**Extract to read**
○ ○ ○ ○ ○ ○ ○

Thus, there is a need for a solution that enables the features of voice assistant services, while keeping the user device lightweight and also avoiding exposure of an entirety of the user's voice interactions to a single centralized speech-to-text converter and/or a single text-to-speech converter.
With the above noted issues in mind, an example method of this disclosure involves a target service (e.g., a bank service, doctor service, etc.) receiving a first user voice input and generating a first voice response. The target service then transmits the first voice response to a user device via a connection established between the target service and the user device, without the service provider acting as an intermediary for speech-to-text (STT) or text-to-speech (TTS) cloud services. This removes the service provider from the conversation, thereby preventing the service provider from storing the conversation. The conversation between the user device and the target service is segmented into multiple segments, which are sent to multiple distinct STT and/or TTS converters as appropriate, such that no single converter has access to the full conversation. As a result, the functions of the voice assistant service remain available to the user, and the user device can remain lightweight because the speech and text conversion remains in the cloud. The use of multiple STT and/or TTS converters also prevents a single converter from having access to the full conversation, thereby reducing the risk of any third party gaining access to private information shared during the conversation.

○ ○ ○ ○ ○ ○ ○

**Data**
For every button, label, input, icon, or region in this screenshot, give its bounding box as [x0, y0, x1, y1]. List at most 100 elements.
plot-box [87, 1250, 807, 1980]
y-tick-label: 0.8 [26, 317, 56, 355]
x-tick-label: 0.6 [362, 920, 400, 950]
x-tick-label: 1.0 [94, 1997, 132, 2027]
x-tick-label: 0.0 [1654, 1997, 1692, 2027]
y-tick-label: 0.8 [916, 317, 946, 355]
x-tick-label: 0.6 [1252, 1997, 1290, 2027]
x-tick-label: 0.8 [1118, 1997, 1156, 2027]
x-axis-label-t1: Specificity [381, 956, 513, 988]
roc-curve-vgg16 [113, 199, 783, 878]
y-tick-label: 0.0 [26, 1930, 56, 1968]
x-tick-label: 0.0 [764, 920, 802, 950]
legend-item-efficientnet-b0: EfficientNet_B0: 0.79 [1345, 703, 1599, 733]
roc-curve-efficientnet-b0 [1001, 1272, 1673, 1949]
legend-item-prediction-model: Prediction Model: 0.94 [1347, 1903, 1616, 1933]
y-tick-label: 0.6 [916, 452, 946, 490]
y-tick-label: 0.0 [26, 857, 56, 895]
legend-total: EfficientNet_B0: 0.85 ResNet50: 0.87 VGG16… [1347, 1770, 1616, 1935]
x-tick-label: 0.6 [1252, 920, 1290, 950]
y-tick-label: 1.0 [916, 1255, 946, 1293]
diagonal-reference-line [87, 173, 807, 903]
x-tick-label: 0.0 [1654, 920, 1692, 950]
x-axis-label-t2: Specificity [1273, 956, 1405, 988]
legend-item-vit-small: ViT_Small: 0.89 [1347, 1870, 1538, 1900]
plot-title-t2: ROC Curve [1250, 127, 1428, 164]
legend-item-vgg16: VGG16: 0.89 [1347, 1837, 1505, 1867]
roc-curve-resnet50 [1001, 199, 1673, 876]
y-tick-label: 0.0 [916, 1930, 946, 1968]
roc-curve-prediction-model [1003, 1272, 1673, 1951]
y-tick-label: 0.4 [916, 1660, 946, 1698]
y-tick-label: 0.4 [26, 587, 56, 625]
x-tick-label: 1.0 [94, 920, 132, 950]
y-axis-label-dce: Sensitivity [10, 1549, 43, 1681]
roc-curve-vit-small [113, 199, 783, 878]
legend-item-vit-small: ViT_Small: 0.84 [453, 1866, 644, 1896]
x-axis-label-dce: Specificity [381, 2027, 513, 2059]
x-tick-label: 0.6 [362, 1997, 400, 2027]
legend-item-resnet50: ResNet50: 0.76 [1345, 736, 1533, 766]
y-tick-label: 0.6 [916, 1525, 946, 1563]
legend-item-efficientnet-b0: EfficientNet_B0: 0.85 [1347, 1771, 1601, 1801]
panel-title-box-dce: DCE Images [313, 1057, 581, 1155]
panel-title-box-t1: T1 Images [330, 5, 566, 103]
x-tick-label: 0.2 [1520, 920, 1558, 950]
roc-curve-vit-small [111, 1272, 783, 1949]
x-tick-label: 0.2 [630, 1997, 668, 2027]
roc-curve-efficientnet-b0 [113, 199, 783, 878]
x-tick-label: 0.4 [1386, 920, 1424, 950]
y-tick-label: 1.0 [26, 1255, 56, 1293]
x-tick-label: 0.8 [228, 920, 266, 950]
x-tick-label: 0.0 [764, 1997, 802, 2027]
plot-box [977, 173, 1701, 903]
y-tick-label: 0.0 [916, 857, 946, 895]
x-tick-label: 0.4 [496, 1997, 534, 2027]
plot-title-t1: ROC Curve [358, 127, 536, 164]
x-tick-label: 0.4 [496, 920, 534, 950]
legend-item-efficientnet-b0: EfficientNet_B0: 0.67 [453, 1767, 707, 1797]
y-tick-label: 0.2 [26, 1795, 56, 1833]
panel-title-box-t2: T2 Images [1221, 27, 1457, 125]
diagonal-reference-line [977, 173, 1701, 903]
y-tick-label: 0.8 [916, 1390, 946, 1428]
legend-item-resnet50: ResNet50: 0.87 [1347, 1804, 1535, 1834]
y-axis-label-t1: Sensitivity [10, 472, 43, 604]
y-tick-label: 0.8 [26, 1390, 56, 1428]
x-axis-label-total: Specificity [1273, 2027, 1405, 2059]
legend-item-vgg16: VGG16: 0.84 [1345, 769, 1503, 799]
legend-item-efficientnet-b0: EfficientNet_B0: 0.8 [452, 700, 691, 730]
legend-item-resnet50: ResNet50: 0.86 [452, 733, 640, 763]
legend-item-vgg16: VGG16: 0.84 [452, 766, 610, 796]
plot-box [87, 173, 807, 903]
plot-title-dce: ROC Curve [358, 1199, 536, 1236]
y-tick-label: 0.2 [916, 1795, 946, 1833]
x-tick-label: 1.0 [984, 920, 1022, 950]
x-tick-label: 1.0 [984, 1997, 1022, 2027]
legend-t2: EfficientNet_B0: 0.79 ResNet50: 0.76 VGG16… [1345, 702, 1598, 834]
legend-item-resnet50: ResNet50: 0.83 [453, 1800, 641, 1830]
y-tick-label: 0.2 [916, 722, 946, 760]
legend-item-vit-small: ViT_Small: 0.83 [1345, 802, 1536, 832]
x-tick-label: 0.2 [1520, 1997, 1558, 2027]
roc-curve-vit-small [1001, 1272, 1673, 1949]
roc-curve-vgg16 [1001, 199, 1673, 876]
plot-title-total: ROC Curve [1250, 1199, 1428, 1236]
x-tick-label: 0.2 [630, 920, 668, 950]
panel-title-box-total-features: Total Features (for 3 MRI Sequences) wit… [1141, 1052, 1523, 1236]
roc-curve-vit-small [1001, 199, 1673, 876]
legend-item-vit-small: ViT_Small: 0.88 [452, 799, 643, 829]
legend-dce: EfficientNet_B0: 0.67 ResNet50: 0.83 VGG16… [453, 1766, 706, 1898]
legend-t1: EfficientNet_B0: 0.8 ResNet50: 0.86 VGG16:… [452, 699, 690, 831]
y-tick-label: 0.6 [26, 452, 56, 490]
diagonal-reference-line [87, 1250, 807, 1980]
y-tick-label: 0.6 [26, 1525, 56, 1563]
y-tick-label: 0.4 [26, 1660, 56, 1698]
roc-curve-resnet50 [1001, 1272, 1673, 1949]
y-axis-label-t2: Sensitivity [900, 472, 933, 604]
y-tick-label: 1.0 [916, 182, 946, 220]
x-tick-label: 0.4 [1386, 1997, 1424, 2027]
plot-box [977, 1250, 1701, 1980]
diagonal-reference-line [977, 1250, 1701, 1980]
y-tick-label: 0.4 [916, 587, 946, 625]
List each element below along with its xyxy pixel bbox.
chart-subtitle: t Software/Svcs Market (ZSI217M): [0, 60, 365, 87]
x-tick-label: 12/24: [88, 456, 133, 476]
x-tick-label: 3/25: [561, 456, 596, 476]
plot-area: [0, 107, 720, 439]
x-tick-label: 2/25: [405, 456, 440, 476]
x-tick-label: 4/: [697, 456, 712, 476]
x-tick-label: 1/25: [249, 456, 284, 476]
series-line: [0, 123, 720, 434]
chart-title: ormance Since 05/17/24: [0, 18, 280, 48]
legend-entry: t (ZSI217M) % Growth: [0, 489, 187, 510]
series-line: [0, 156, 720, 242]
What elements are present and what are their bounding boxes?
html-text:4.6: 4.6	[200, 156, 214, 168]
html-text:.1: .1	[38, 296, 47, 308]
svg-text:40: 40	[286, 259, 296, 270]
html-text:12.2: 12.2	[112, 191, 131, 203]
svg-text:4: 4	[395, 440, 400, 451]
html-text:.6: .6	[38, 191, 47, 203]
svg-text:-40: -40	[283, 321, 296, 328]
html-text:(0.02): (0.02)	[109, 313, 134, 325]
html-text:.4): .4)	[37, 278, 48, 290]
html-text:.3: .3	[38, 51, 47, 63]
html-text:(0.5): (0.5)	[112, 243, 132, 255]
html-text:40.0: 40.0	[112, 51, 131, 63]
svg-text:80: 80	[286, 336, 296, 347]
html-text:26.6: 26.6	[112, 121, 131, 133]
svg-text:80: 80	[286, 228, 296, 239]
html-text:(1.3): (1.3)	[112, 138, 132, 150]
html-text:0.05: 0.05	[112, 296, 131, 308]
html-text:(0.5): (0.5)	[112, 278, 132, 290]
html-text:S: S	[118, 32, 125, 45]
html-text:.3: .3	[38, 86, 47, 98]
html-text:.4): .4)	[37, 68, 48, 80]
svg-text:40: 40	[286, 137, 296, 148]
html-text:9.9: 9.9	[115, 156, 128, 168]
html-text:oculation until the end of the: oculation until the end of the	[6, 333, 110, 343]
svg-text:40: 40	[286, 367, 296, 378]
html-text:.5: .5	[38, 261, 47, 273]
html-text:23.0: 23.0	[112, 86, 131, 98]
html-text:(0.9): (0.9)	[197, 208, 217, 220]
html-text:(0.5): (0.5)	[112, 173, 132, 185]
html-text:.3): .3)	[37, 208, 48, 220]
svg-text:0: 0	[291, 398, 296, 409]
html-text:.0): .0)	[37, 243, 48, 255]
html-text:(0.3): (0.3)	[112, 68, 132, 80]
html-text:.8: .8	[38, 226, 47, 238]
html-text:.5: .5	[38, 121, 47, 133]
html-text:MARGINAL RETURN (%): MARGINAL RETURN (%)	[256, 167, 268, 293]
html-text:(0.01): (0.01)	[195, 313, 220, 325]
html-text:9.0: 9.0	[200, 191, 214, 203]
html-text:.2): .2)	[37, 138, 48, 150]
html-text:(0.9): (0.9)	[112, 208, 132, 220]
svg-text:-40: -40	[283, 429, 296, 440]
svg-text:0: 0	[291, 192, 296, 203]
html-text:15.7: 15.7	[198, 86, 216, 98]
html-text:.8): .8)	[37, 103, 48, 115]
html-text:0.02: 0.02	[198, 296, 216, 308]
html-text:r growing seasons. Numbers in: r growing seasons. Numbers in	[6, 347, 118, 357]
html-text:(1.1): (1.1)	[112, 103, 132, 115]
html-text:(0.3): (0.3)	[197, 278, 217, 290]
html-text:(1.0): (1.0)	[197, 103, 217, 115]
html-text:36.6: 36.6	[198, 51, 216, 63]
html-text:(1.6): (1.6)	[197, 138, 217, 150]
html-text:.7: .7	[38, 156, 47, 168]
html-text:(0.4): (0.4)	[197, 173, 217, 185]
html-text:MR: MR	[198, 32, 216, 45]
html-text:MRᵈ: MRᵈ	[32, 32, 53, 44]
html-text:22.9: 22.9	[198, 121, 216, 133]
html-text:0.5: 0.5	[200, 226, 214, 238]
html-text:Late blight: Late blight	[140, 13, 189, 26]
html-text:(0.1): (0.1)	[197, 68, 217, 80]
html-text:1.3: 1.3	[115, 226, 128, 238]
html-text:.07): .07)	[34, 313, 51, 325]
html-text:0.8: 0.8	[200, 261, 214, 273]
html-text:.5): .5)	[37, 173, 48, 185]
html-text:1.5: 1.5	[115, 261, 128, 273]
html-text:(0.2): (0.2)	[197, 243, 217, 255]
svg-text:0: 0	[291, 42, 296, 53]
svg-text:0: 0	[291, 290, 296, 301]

○ ○ ○ ○ ○ ○ ○

**Problems and tasks**
A) Quote the voice assistant passage, starting with "Thus, there is" and going on through "single text-to-speech converter.".
B) According to the voice assistant passage, why can the user device remain lightweight?
C) For each statement, say whether the voice assistant passage supports it, and quote the words that decide it. (i) The target service sends its first voice response to the user device without the service provider acting as an intermediary. (ii) One centralized converter receives the whole conversation. (iii) A bank service is given as an example of a target service.
Draw only on the voice assistant passage, not on the material.

**Answers for the tasks**
A)
Thus, there is a need for a solution that enables the features of voice assistant services, while keeping the user device lightweight and also avoiding exposure of an entirety of the user's voice interactions to a single centralized speech-to-text converter and/or a single text-to-speech converter.

B) Because the speech and text conversion remains in the cloud.

C)
(i) Yes: "without the service provider acting as an intermediary for speech-to-text (STT) or text-to-speech (TTS) cloud services"
(ii) No: "such that no single converter has access to the full conversation"
(iii) Yes: "a target service (e.g., a bank service, doctor service, etc.)"